(Stored items from a collection)
----

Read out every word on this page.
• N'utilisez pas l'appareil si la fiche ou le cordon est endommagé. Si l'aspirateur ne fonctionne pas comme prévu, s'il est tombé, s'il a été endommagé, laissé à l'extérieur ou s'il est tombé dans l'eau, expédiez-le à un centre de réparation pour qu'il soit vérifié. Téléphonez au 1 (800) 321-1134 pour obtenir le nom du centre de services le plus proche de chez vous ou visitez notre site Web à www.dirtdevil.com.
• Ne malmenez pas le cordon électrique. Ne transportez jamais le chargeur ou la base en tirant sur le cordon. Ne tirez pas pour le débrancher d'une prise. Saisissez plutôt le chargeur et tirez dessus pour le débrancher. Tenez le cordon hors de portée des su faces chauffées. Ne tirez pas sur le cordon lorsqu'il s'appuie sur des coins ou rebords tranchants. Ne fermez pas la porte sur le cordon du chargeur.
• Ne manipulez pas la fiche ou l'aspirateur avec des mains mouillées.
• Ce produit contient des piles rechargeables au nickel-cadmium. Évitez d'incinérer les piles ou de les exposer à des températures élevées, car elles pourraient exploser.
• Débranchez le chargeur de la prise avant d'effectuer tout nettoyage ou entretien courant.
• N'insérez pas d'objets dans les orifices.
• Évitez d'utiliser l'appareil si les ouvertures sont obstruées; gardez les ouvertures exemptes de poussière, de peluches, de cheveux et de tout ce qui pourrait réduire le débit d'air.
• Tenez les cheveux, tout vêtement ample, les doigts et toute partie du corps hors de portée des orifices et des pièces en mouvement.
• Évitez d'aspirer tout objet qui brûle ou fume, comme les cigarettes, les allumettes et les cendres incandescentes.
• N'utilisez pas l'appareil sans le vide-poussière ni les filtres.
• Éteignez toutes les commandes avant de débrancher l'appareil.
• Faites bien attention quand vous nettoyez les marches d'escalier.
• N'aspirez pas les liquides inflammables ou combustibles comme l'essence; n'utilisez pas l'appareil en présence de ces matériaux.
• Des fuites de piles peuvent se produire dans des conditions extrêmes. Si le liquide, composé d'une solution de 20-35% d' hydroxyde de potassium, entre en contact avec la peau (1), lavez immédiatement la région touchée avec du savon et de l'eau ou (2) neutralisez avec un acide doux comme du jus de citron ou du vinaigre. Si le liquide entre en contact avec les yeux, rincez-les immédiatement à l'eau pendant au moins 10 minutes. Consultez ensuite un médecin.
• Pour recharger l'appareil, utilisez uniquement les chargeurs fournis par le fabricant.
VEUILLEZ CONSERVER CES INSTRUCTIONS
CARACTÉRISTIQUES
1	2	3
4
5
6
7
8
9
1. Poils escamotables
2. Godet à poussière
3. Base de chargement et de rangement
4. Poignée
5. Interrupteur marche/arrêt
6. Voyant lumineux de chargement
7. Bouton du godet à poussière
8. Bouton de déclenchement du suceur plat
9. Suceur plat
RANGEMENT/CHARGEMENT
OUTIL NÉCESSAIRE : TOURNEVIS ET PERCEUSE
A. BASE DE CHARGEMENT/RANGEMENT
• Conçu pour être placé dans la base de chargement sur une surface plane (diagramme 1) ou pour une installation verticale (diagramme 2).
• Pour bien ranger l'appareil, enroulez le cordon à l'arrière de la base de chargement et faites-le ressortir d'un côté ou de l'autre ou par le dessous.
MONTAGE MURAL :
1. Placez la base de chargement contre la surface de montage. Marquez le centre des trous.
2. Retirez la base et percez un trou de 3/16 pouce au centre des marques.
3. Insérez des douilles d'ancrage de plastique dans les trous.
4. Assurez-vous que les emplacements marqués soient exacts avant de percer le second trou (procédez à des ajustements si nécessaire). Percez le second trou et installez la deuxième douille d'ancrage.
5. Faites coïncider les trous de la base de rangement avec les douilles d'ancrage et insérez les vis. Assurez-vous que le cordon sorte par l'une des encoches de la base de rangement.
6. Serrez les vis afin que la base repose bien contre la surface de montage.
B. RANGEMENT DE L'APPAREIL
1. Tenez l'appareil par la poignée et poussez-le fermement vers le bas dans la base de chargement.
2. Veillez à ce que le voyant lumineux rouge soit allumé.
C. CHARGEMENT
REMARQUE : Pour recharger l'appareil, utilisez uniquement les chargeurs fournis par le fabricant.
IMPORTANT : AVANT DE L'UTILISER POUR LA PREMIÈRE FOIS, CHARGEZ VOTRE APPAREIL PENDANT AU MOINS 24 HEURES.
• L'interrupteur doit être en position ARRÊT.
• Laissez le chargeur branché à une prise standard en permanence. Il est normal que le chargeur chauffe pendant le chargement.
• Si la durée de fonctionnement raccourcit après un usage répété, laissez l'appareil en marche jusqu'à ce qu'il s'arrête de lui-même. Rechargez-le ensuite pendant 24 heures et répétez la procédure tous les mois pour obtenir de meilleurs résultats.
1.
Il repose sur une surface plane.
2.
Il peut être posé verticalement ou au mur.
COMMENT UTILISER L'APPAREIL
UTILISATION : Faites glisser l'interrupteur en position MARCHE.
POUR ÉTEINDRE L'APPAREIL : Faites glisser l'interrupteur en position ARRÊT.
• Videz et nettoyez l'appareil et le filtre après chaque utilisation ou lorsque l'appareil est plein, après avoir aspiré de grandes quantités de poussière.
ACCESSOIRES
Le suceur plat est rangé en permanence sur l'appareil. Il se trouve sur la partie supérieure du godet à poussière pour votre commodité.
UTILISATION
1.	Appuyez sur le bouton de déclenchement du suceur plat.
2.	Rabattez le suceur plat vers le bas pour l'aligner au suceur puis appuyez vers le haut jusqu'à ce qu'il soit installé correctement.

----

◆ Your task: Indicate how many lines of the material include the word "contre"; the number alone is required.

◆ Exercise result: 2